**Recorded data**
====

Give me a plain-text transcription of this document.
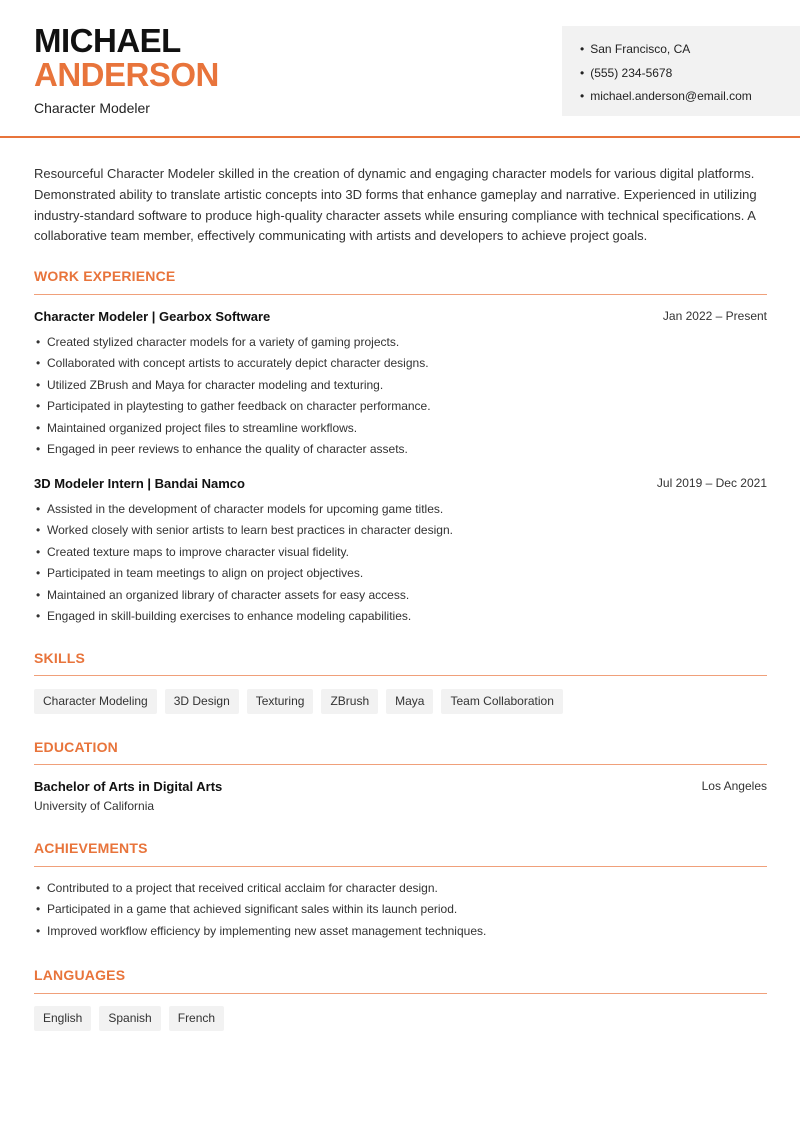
MICHAEL
ANDERSON
Character Modeler
• San Francisco, CA
• (555) 234-5678
• michael.anderson@email.com

Resourceful Character Modeler skilled in the creation of dynamic and engaging character models for various digital platforms. Demonstrated ability to translate artistic concepts into 3D forms that enhance gameplay and narrative. Experienced in utilizing industry-standard software to produce high-quality character assets while ensuring compliance with technical specifications. A collaborative team member, effectively communicating with artists and developers to achieve project goals.

WORK EXPERIENCE
Character Modeler | Gearbox Software	Jan 2022 – Present
• Created stylized character models for a variety of gaming projects.
• Collaborated with concept artists to accurately depict character designs.
• Utilized ZBrush and Maya for character modeling and texturing.
• Participated in playtesting to gather feedback on character performance.
• Maintained organized project files to streamline workflows.
• Engaged in peer reviews to enhance the quality of character assets.
3D Modeler Intern | Bandai Namco	Jul 2019 – Dec 2021
• Assisted in the development of character models for upcoming game titles.
• Worked closely with senior artists to learn best practices in character design.
• Created texture maps to improve character visual fidelity.
• Participated in team meetings to align on project objectives.
• Maintained an organized library of character assets for easy access.
• Engaged in skill-building exercises to enhance modeling capabilities.
SKILLS
Character Modeling	3D Design	Texturing	ZBrush	Maya	Team Collaboration
EDUCATION
Bachelor of Arts in Digital Arts	Los Angeles
University of California
ACHIEVEMENTS
• Contributed to a project that received critical acclaim for character design.
• Participated in a game that achieved significant sales within its launch period.
• Improved workflow efficiency by implementing new asset management techniques.
LANGUAGES
English	Spanish	French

====

**Work required**
Where a line holds "ZBrush", copy that line.

**Solution**
• Utilized ZBrush and Maya for character modeling and texturing.
Character Modeling	3D Design	Texturing	ZBrush	Maya	Team Collaboration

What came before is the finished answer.